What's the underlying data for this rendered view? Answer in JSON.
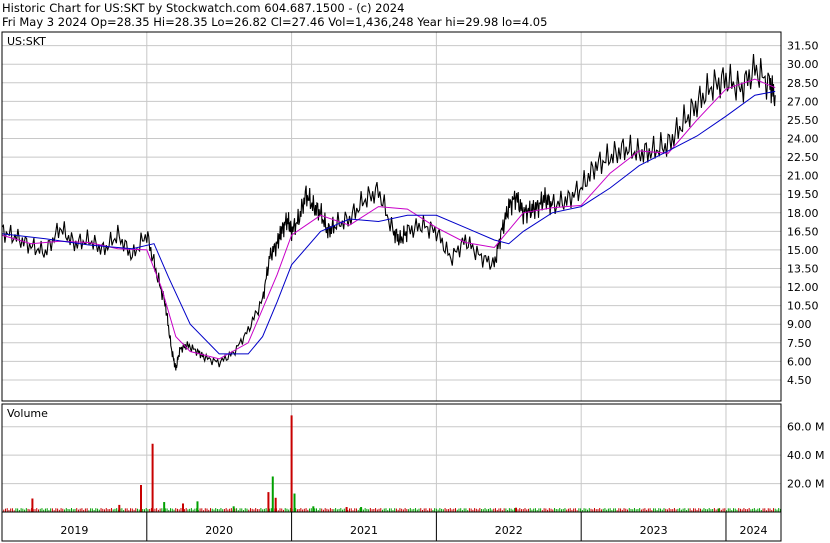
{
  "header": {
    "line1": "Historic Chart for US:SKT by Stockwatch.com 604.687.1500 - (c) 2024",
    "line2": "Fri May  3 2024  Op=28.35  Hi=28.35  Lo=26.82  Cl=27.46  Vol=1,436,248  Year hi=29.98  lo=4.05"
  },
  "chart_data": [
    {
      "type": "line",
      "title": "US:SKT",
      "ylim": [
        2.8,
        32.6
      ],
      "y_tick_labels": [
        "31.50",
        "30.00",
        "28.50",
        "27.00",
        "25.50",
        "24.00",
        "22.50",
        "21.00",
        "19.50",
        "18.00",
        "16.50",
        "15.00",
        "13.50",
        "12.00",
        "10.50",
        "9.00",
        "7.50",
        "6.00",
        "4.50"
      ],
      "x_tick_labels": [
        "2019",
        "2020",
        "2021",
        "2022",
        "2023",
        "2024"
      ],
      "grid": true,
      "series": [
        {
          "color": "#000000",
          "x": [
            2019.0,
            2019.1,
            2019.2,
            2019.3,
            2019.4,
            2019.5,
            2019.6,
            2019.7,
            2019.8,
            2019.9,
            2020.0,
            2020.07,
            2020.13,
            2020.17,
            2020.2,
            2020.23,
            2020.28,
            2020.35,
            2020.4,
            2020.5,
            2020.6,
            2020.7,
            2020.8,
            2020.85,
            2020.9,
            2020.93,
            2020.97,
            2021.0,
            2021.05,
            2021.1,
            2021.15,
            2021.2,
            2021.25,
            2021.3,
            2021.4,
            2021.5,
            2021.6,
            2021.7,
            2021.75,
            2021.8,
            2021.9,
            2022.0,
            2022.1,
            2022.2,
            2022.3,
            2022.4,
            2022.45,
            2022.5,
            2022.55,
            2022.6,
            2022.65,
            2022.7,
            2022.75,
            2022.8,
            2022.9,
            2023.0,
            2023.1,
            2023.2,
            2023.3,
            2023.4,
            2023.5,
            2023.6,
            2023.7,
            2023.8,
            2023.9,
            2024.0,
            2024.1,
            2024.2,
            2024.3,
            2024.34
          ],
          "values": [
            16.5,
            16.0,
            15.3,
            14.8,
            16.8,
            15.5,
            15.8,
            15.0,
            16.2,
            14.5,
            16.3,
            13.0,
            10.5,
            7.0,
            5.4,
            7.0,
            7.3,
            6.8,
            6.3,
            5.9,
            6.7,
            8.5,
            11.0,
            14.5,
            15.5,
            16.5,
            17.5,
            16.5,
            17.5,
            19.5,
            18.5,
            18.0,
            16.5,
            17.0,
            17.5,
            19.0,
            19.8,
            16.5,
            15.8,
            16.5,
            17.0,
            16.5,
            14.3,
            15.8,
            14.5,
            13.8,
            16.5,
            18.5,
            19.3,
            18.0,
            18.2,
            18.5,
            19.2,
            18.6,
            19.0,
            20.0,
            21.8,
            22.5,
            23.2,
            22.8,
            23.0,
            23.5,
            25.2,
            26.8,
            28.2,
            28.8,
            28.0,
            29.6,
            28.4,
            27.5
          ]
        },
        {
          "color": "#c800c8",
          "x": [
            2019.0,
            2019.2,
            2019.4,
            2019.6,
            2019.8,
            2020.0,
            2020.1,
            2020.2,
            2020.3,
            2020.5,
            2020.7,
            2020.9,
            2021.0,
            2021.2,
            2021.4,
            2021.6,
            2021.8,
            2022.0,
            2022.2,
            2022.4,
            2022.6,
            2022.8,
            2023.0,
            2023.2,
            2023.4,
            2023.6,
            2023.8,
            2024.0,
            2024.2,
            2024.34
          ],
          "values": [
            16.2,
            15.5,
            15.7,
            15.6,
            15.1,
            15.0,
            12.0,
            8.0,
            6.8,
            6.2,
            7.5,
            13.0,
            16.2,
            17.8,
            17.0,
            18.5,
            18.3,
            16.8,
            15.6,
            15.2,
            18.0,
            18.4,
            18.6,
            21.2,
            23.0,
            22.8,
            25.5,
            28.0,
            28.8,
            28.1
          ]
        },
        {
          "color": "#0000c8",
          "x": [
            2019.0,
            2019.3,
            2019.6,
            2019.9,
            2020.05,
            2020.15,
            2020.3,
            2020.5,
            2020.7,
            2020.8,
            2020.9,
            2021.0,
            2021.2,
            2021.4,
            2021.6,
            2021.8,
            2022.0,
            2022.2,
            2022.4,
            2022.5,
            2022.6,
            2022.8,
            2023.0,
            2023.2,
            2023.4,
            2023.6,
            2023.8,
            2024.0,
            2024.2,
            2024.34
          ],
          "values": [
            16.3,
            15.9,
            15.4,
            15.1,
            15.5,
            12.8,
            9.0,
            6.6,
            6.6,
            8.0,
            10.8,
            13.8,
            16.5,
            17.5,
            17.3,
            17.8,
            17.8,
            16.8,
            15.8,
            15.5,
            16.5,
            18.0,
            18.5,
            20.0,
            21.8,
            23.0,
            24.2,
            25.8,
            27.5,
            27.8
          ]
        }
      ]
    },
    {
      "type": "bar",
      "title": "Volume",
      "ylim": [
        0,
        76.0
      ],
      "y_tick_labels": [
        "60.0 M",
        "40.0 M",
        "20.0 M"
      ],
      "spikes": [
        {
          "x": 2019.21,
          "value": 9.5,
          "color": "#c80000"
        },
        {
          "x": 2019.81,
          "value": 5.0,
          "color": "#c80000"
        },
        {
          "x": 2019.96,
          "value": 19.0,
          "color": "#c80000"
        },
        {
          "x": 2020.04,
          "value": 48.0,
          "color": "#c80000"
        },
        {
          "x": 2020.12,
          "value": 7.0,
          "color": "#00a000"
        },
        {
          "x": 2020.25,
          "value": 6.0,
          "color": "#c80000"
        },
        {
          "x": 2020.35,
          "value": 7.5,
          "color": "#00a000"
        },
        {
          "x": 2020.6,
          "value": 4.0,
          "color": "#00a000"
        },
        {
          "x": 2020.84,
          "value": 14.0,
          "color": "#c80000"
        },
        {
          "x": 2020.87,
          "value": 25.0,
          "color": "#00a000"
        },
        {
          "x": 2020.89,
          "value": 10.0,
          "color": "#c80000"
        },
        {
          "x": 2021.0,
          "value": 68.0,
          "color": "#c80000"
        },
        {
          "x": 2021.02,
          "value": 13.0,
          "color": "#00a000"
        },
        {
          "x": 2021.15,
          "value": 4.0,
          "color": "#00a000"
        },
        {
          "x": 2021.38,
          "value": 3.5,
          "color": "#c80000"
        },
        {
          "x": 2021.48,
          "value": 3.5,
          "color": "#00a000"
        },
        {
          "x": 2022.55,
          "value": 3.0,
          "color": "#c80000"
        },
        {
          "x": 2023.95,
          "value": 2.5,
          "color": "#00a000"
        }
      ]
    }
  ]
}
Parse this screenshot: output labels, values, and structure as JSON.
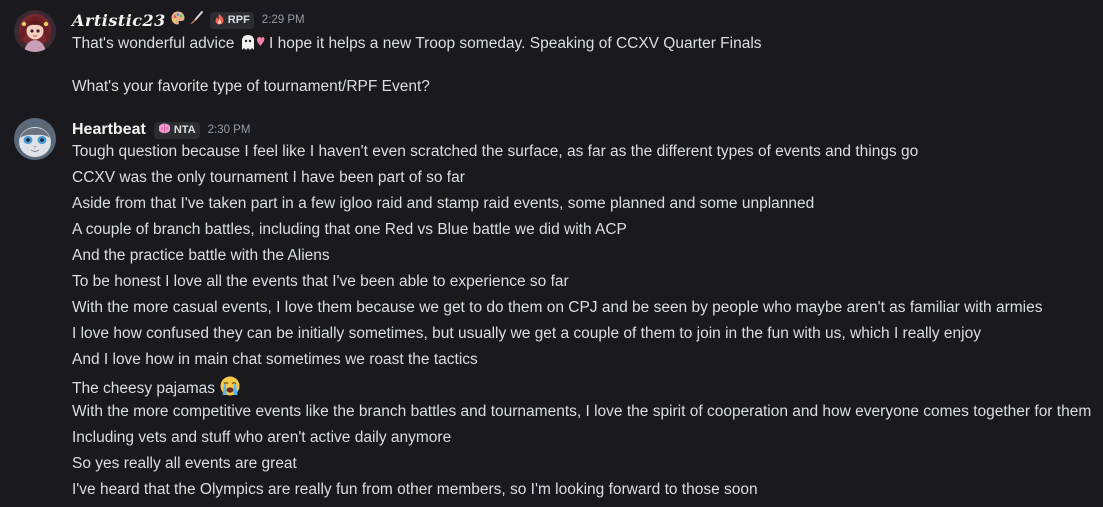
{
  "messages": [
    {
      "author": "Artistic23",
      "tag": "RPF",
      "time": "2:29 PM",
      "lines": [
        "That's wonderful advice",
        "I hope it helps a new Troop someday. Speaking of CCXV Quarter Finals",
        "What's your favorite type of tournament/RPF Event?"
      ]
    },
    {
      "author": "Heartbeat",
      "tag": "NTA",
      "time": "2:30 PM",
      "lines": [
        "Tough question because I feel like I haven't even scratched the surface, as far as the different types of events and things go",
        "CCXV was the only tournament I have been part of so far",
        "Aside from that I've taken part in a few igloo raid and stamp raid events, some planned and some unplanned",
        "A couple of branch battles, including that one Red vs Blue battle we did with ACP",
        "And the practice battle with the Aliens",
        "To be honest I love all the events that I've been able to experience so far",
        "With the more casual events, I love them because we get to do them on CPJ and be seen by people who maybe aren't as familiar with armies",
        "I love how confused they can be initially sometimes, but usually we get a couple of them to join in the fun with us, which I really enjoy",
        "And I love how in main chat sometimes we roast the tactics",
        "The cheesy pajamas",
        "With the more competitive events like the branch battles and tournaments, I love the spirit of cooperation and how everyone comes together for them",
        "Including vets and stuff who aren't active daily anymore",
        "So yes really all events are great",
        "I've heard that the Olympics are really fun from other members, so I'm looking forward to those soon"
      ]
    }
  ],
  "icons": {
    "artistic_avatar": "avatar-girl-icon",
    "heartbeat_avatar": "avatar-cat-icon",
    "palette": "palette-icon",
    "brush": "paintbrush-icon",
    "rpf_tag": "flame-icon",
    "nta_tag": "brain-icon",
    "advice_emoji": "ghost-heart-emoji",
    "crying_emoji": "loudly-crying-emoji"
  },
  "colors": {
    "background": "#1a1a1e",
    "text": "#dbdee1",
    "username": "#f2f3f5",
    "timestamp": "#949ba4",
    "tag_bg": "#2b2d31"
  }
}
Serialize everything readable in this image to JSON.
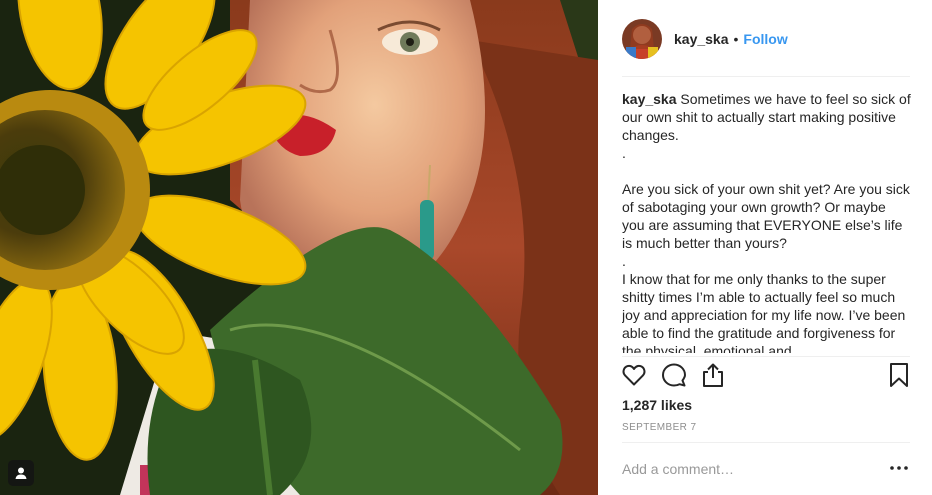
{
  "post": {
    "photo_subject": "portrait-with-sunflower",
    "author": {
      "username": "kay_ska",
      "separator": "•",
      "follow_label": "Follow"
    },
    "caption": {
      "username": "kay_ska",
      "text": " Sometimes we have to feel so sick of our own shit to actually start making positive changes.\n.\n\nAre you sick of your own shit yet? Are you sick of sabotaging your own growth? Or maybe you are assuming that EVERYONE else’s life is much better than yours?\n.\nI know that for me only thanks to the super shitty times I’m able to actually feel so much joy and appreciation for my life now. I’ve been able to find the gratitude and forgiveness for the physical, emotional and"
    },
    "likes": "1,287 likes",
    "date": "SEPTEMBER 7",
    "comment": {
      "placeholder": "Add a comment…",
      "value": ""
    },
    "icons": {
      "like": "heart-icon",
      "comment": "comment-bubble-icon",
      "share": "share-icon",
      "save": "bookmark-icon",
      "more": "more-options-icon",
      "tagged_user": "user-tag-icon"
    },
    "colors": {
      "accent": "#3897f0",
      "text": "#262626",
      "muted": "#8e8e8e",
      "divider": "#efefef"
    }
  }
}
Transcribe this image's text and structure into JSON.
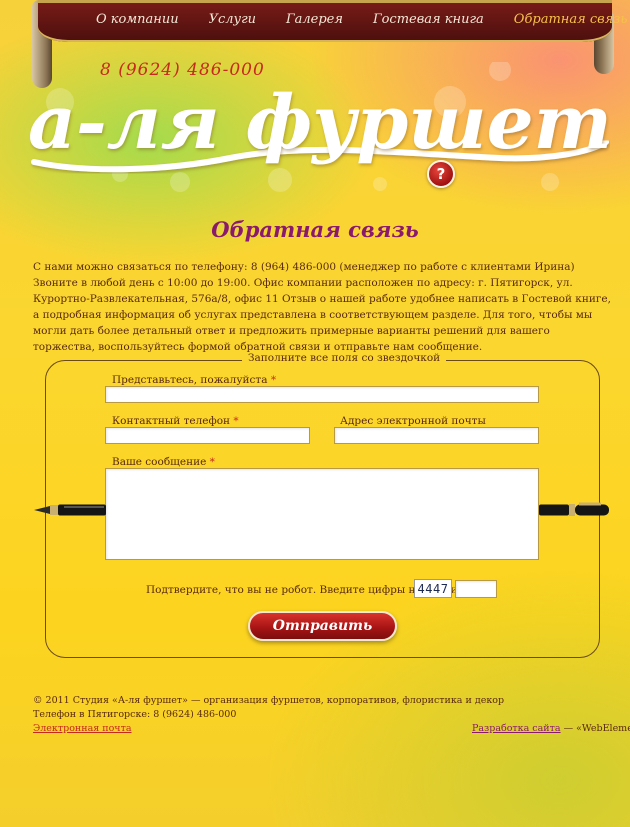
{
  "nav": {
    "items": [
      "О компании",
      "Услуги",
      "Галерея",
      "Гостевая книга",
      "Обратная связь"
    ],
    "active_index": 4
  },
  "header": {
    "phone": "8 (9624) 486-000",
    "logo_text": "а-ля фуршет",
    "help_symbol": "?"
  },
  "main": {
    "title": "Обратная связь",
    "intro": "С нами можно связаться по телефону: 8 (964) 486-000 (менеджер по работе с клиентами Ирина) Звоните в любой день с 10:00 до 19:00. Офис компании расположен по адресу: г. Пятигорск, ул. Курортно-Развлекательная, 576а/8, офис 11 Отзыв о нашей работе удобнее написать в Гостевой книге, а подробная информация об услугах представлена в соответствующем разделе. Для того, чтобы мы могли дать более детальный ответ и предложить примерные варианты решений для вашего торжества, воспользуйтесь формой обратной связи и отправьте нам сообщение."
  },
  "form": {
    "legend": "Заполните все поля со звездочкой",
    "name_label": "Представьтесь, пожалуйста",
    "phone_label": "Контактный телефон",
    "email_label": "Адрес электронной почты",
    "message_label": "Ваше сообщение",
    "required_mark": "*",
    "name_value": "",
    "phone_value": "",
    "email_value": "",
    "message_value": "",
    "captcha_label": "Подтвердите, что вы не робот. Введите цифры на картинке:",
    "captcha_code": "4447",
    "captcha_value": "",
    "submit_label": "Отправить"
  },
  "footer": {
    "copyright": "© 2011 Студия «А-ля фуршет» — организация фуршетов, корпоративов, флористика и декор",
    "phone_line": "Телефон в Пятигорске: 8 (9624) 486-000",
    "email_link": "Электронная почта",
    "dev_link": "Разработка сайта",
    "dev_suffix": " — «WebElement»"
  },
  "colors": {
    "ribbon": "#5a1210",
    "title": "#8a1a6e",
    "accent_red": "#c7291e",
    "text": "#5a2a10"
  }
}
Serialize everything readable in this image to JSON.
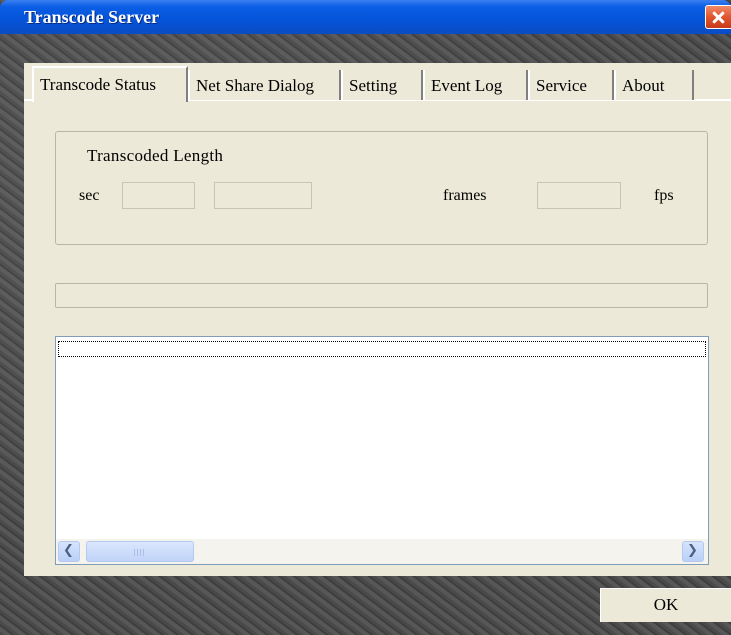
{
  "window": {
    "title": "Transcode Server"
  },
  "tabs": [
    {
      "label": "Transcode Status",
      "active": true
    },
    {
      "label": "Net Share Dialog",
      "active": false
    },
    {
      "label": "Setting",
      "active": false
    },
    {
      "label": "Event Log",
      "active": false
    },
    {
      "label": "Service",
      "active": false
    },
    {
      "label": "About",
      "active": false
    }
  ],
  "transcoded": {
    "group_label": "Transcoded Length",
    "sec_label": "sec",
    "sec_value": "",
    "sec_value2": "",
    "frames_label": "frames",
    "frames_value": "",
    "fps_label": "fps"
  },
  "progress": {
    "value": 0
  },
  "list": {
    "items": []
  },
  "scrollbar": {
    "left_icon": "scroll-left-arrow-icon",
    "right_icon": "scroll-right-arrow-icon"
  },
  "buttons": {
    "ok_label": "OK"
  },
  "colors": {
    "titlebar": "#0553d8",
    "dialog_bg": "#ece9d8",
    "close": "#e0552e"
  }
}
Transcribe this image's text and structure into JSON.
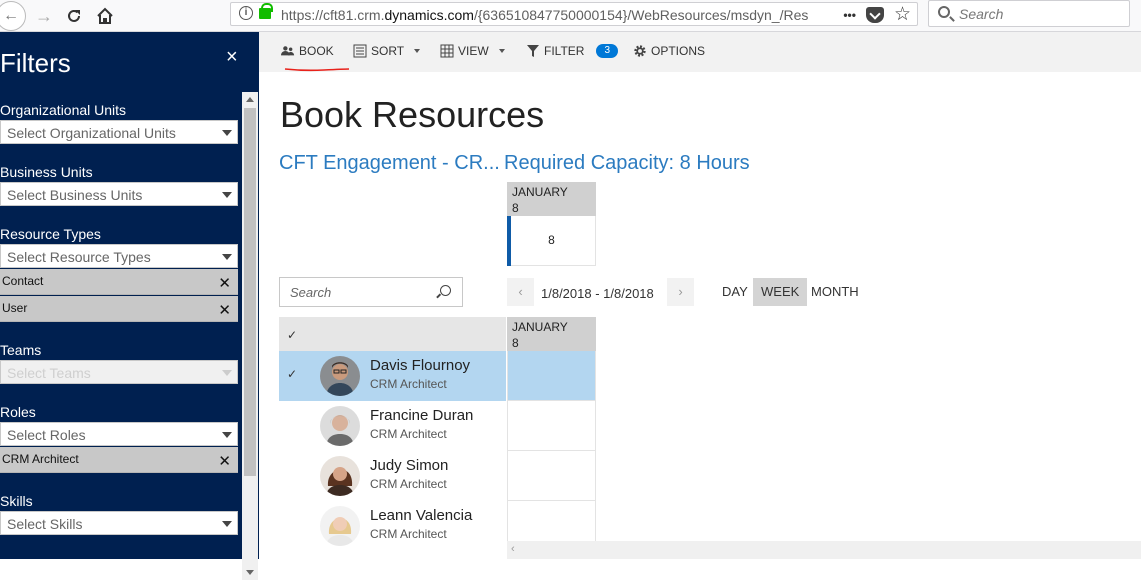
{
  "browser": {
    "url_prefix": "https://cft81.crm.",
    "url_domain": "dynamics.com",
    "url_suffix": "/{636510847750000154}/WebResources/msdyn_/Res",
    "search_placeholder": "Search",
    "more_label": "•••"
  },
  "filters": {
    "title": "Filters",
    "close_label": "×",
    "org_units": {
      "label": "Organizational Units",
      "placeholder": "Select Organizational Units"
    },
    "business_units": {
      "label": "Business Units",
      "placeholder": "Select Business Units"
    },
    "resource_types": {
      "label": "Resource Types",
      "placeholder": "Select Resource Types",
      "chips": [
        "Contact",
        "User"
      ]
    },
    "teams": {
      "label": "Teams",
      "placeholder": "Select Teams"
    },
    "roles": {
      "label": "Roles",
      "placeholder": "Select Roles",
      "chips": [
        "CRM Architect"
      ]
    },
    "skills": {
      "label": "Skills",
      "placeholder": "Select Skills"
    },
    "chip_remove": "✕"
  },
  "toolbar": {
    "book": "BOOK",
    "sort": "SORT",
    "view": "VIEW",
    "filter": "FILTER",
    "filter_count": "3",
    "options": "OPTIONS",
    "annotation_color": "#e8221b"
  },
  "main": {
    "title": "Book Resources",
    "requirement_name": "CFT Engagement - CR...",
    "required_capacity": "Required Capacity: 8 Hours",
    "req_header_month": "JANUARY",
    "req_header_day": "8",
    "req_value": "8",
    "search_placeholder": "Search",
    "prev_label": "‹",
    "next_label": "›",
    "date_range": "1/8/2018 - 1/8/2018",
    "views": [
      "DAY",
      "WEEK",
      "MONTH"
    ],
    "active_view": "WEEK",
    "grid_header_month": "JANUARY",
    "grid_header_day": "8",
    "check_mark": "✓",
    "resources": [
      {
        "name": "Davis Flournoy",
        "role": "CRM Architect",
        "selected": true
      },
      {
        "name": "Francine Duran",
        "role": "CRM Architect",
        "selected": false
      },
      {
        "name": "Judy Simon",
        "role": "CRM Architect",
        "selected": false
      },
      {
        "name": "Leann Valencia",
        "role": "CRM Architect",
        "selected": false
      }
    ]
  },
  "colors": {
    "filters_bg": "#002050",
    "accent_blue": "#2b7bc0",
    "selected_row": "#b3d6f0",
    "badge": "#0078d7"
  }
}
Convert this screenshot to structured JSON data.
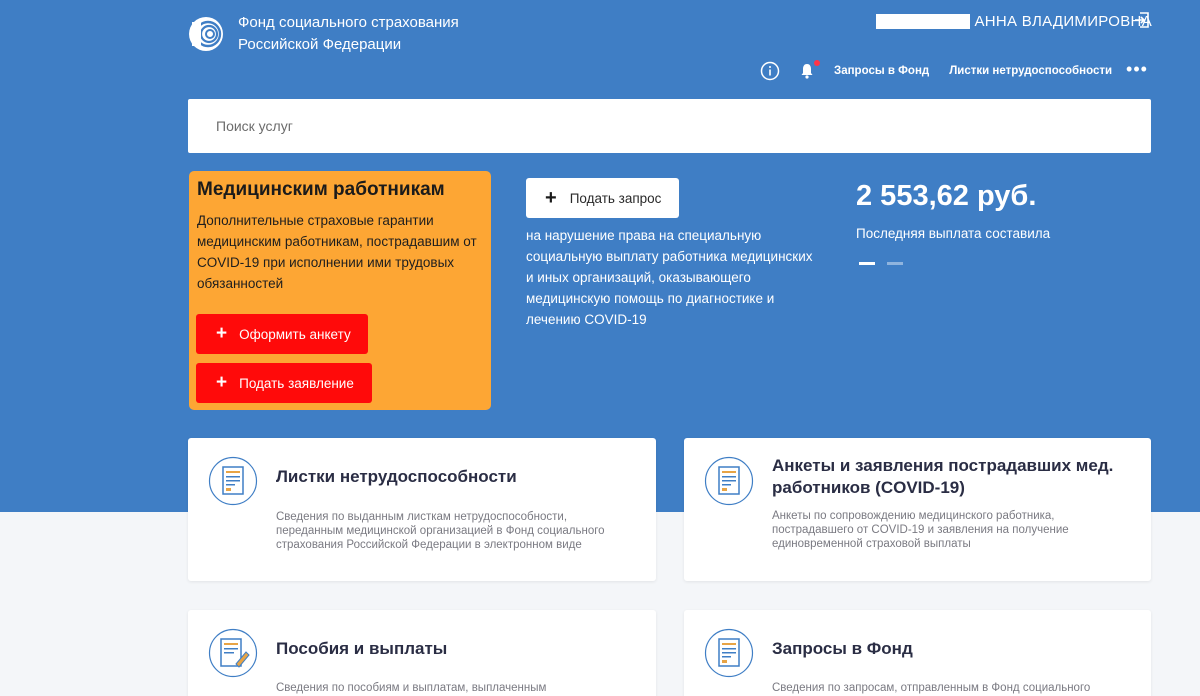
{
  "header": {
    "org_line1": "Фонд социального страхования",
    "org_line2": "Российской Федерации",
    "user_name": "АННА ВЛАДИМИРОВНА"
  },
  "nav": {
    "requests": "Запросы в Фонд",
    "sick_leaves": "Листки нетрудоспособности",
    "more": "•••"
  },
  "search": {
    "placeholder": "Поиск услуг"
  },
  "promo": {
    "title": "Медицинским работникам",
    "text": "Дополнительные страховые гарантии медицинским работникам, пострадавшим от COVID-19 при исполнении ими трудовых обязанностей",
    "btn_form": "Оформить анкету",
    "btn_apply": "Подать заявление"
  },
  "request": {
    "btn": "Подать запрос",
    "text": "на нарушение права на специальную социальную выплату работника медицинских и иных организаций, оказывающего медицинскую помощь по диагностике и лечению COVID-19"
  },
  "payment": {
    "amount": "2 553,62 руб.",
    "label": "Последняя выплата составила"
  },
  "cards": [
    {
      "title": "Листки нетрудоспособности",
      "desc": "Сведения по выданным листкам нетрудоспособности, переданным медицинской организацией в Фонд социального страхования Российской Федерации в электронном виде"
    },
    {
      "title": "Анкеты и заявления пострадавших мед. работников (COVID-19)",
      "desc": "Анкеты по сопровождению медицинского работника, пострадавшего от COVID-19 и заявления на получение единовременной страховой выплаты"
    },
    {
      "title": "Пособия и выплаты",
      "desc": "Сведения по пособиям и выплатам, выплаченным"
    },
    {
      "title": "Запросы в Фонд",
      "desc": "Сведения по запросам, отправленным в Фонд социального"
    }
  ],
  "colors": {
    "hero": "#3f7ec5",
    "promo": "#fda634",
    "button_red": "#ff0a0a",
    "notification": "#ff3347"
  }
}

......

Stated exercise: Search the entries for the string "выплаты" and collect each line that has it.

Reply:
      "desc": "Анкеты по сопровождению медицинского работника, пострадавшего от COVID-19 и заявления на получение единовременной страховой выплаты"
      "title": "Пособия и выплаты",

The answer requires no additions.